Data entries
***

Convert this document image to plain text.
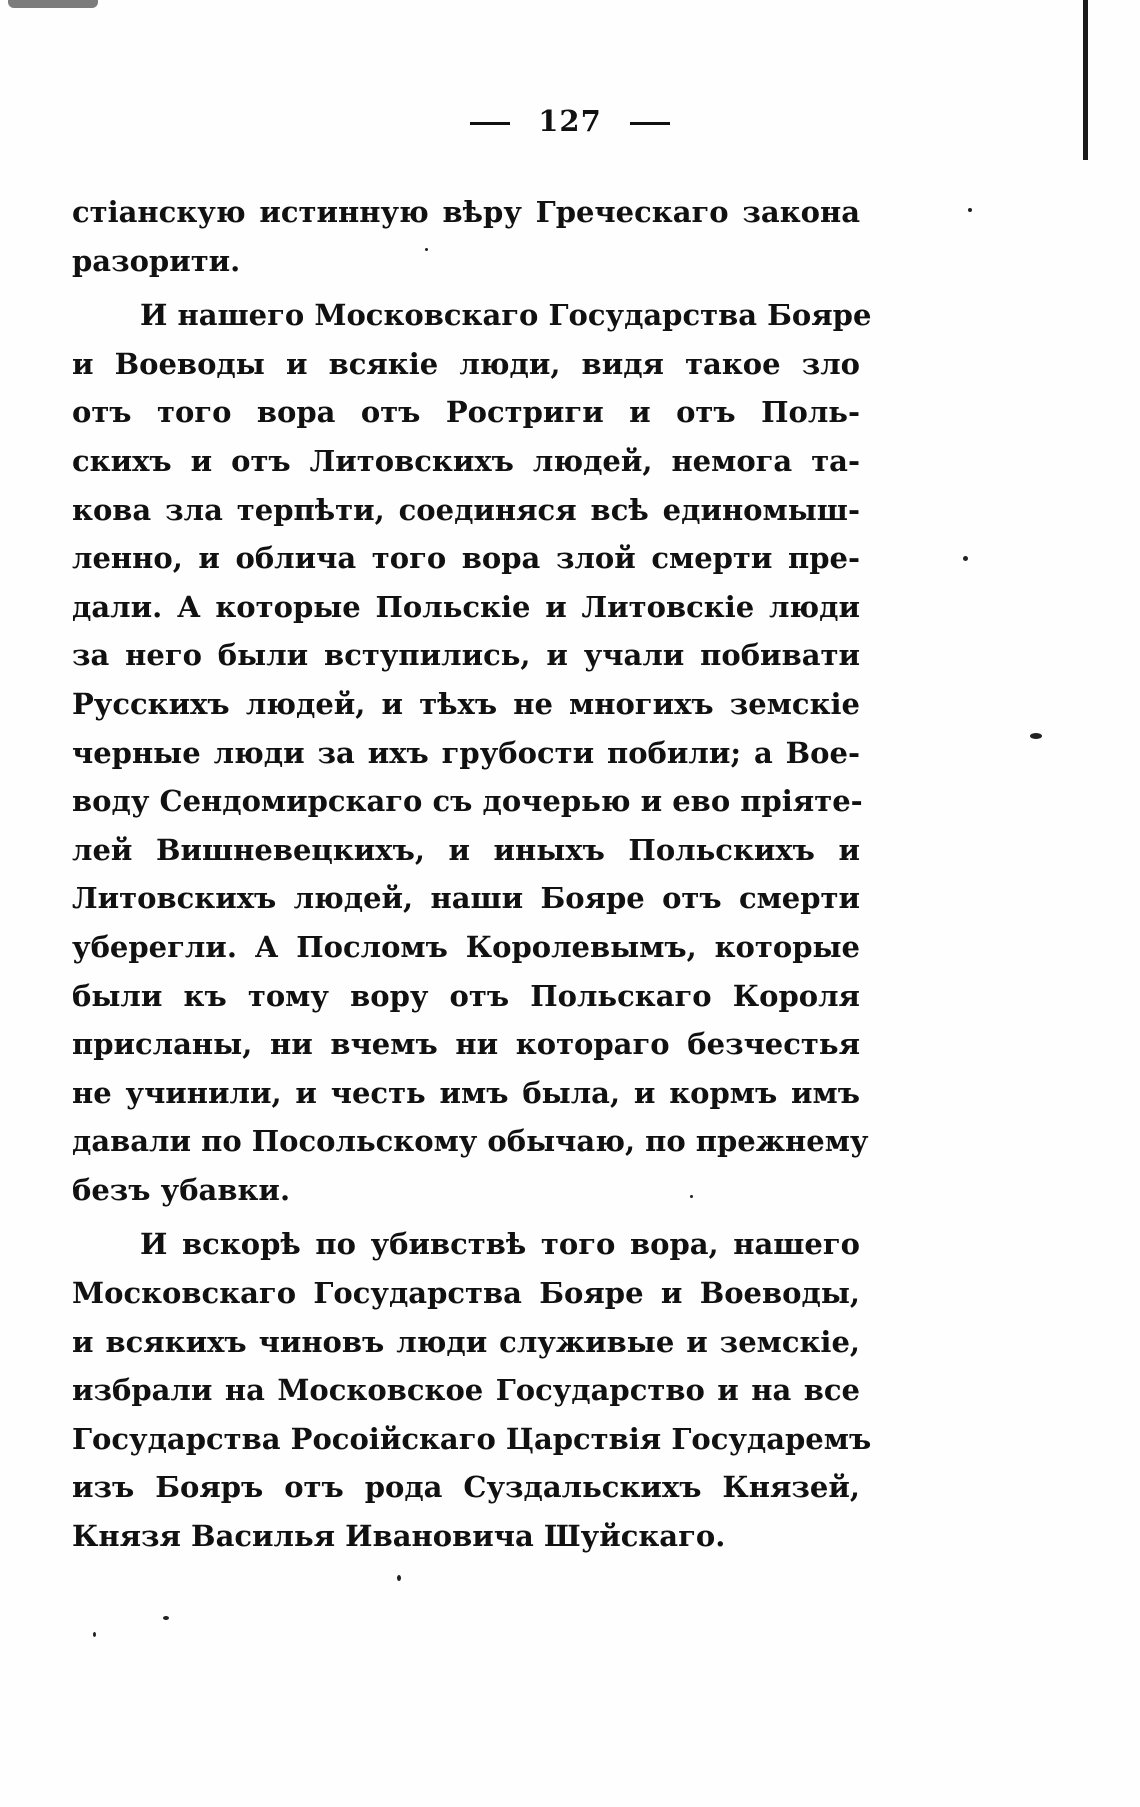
127
стіанскую истинную вѣру Греческаго закона
разорити.
И нашего Московскаго Государства Бояре
и Воеводы и всякіе люди, видя такое зло
отъ того вора отъ Ростриги и отъ Поль-
скихъ и отъ Литовскихъ людей, немога та-
кова зла терпѣти, соединяся всѣ единомыш-
ленно, и облича того вора злой смерти пре-
дали. А которые Польскіе и Литовскіе люди
за него были вступились, и учали побивати
Русскихъ людей, и тѣхъ не многихъ земскіе
черные люди за ихъ грубости побили; а Вое-
воду Сендомирскаго съ дочерью и ево пріяте-
лей Вишневецкихъ, и иныхъ Польскихъ и
Литовскихъ людей, наши Бояре отъ смерти
уберегли. А Посломъ Королевымъ, которые
были къ тому вору отъ Польскаго Короля
присланы, ни вчемъ ни котораго безчестья
не учинили, и честь имъ была, и кормъ имъ
давали по Посольскому обычаю, по прежнему
безъ убавки.
И вскорѣ по убивствѣ того вора, нашего
Московскаго Государства Бояре и Воеводы,
и всякихъ чиновъ люди служивые и земскіе,
избрали на Московское Государство и на все
Государства Росоійскаго Царствія Государемъ
изъ Бояръ отъ рода Суздальскихъ Князей,
Князя Василья Ивановича Шуйскаго.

***

● To do: Check each line of the entries above, and show every one holding the word "Литовскихъ".

● Output for this task:
скихъ и отъ Литовскихъ людей, немога та-
Литовскихъ людей, наши Бояре отъ смерти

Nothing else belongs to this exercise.